__Written task__
Extract the records in full, leaving every picture out.

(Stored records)
>> Begin
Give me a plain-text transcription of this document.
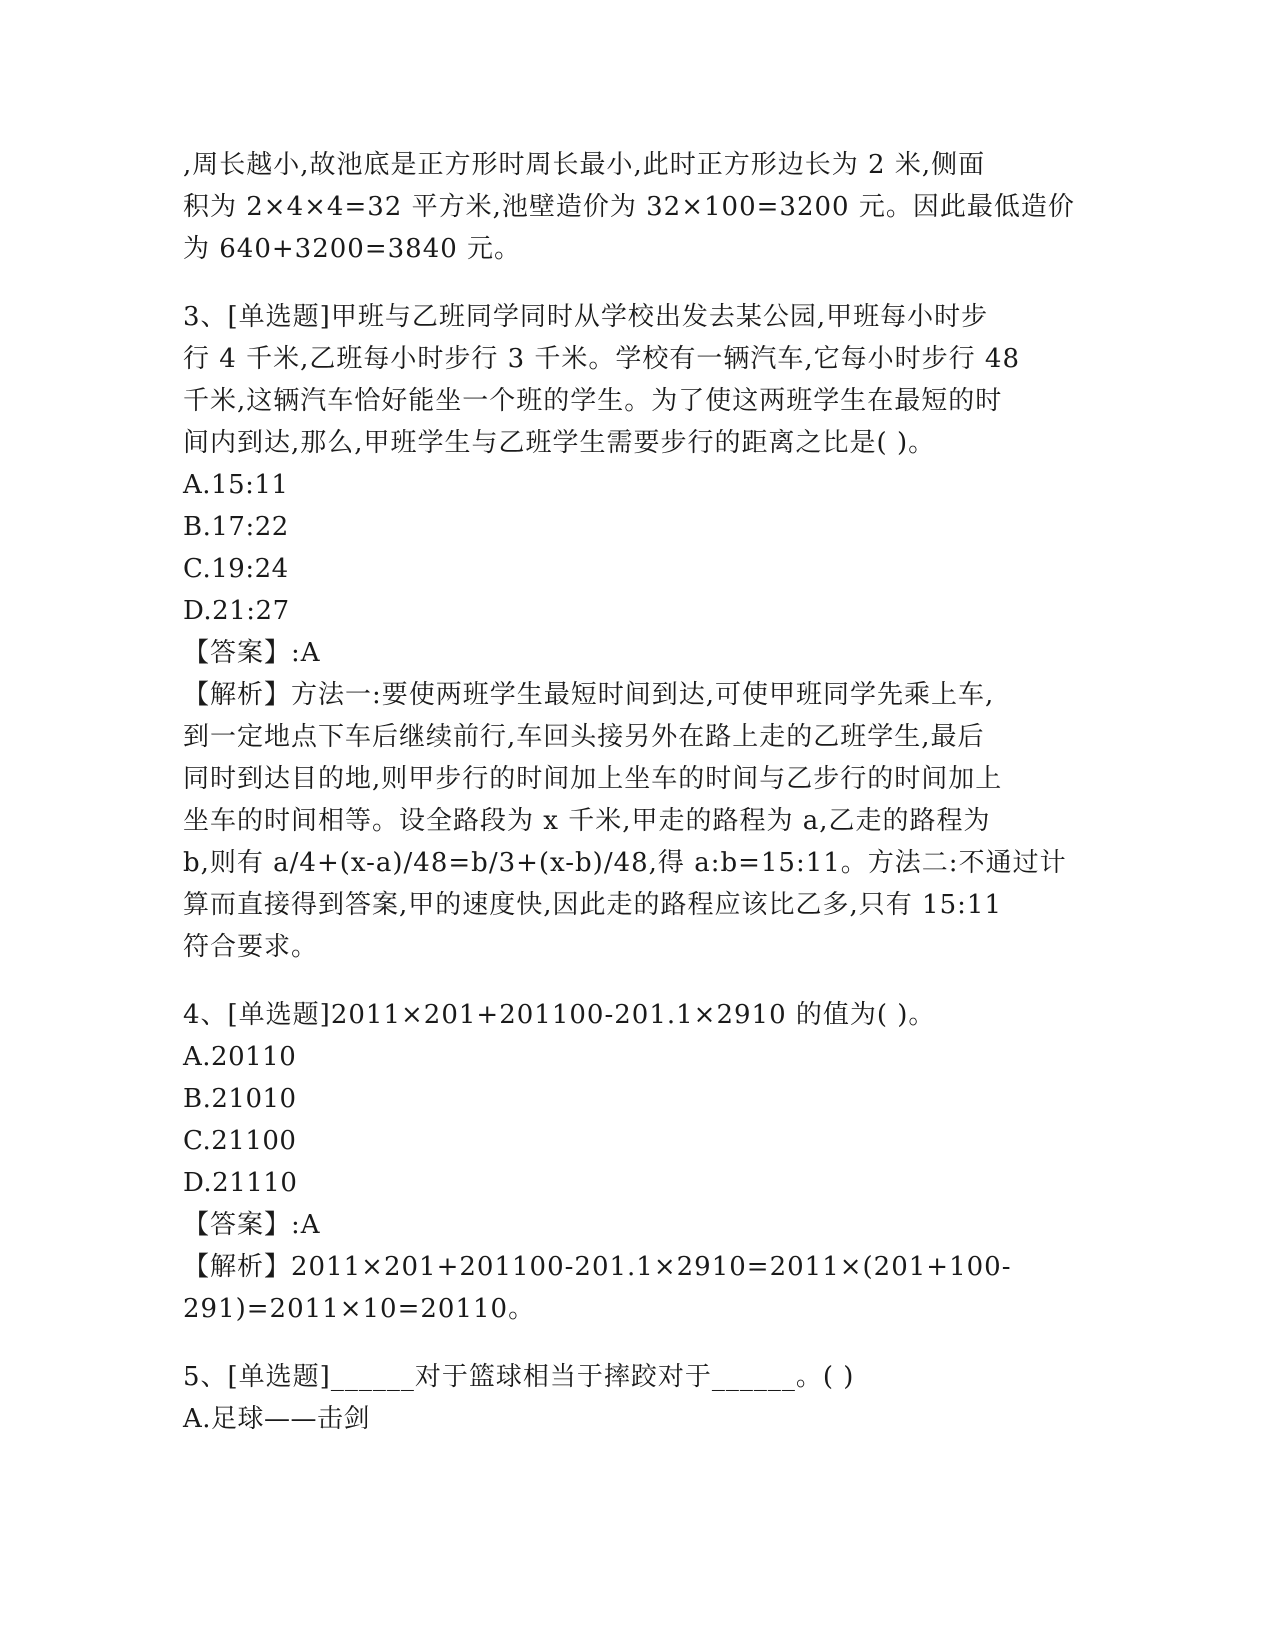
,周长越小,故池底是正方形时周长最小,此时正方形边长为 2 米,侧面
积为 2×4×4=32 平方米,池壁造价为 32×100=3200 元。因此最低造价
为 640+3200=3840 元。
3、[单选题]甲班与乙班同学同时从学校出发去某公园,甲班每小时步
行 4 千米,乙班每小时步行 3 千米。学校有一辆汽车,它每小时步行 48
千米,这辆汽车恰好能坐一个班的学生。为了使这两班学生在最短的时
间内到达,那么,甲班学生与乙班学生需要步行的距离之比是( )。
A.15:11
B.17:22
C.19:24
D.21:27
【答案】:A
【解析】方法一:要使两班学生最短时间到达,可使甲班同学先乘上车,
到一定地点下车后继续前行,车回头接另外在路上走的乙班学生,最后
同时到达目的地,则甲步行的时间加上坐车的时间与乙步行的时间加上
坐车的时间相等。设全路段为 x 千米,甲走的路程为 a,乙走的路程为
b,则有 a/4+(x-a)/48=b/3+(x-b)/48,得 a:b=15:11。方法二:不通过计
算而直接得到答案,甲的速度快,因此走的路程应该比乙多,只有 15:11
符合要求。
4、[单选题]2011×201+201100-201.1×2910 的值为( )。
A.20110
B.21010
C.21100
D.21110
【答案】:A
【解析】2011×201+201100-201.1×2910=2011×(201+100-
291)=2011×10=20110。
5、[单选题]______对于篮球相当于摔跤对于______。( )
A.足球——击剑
>> End
__Full output__
Give me a plain-text transcription of this document.
,周长越小,故池底是正方形时周长最小,此时正方形边长为 2 米,侧面
积为 2×4×4=32 平方米,池壁造价为 32×100=3200 元。因此最低造价
为 640+3200=3840 元。
3、[单选题]甲班与乙班同学同时从学校出发去某公园,甲班每小时步
行 4 千米,乙班每小时步行 3 千米。学校有一辆汽车,它每小时步行 48
千米,这辆汽车恰好能坐一个班的学生。为了使这两班学生在最短的时
间内到达,那么,甲班学生与乙班学生需要步行的距离之比是( )。
A.15:11
B.17:22
C.19:24
D.21:27
【答案】:A
【解析】方法一:要使两班学生最短时间到达,可使甲班同学先乘上车,
到一定地点下车后继续前行,车回头接另外在路上走的乙班学生,最后
同时到达目的地,则甲步行的时间加上坐车的时间与乙步行的时间加上
坐车的时间相等。设全路段为 x 千米,甲走的路程为 a,乙走的路程为
b,则有 a/4+(x-a)/48=b/3+(x-b)/48,得 a:b=15:11。方法二:不通过计
算而直接得到答案,甲的速度快,因此走的路程应该比乙多,只有 15:11
符合要求。
4、[单选题]2011×201+201100-201.1×2910 的值为( )。
A.20110
B.21010
C.21100
D.21110
【答案】:A
【解析】2011×201+201100-201.1×2910=2011×(201+100-
291)=2011×10=20110。
5、[单选题]______对于篮球相当于摔跤对于______。( )
A.足球——击剑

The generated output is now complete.